Objective: Please determine how many lines of the material include the word "Syria", and respond with nothing but that number.

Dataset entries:
* * * * *
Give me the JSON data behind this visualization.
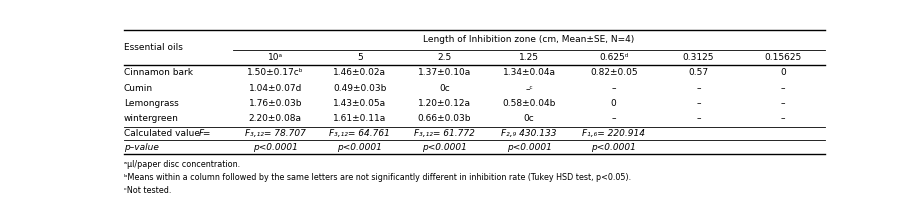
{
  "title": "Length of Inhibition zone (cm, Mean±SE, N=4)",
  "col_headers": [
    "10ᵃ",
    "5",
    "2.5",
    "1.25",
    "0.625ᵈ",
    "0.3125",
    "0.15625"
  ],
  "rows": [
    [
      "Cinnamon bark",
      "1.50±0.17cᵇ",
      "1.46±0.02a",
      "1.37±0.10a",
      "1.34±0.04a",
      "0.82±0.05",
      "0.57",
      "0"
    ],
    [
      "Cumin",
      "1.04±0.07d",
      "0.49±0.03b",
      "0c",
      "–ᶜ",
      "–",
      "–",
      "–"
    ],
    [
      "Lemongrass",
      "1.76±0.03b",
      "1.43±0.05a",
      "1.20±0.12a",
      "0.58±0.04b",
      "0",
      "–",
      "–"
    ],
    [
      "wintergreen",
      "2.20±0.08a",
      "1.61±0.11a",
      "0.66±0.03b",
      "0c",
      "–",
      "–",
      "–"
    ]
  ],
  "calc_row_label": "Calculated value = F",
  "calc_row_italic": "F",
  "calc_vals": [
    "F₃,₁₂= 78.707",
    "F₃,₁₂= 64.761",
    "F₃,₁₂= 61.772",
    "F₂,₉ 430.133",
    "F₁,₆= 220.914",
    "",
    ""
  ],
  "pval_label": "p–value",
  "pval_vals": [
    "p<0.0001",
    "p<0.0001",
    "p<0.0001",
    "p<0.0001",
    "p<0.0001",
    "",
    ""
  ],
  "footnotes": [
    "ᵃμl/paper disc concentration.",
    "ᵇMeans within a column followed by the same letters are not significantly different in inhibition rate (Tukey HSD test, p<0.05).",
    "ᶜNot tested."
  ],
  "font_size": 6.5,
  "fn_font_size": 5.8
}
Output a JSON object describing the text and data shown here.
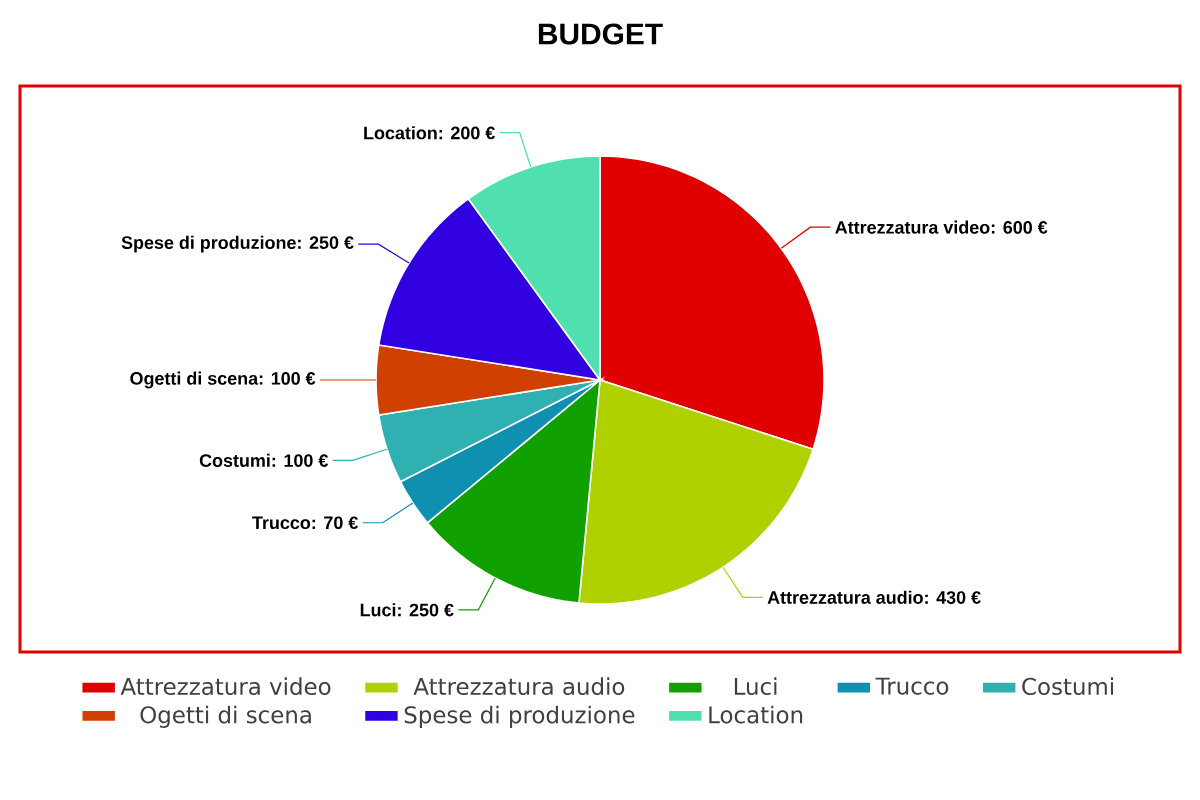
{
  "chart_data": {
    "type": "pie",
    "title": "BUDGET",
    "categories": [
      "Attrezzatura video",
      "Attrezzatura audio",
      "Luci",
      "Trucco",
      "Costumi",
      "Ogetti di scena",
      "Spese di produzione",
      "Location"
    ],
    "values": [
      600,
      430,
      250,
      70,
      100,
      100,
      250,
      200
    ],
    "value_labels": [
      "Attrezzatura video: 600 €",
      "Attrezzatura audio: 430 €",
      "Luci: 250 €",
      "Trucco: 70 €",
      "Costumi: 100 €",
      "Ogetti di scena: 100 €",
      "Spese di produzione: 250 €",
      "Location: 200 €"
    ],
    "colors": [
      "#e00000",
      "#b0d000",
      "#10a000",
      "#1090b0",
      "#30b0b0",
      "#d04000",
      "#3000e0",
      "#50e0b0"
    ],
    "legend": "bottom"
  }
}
* * * * *
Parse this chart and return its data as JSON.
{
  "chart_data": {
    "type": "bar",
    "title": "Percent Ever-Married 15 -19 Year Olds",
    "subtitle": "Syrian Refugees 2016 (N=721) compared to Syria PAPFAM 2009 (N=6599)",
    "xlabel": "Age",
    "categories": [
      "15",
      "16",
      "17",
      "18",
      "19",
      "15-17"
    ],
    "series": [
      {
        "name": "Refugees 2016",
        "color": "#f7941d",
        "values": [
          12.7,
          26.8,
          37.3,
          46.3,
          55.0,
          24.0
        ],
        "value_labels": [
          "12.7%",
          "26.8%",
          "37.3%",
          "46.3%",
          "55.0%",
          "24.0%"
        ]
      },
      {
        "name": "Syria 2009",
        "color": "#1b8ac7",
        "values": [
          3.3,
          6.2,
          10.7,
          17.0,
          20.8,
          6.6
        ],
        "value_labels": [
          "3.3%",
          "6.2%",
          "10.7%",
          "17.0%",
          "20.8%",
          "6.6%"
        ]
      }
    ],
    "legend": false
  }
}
* * * * *
Exercise response: 2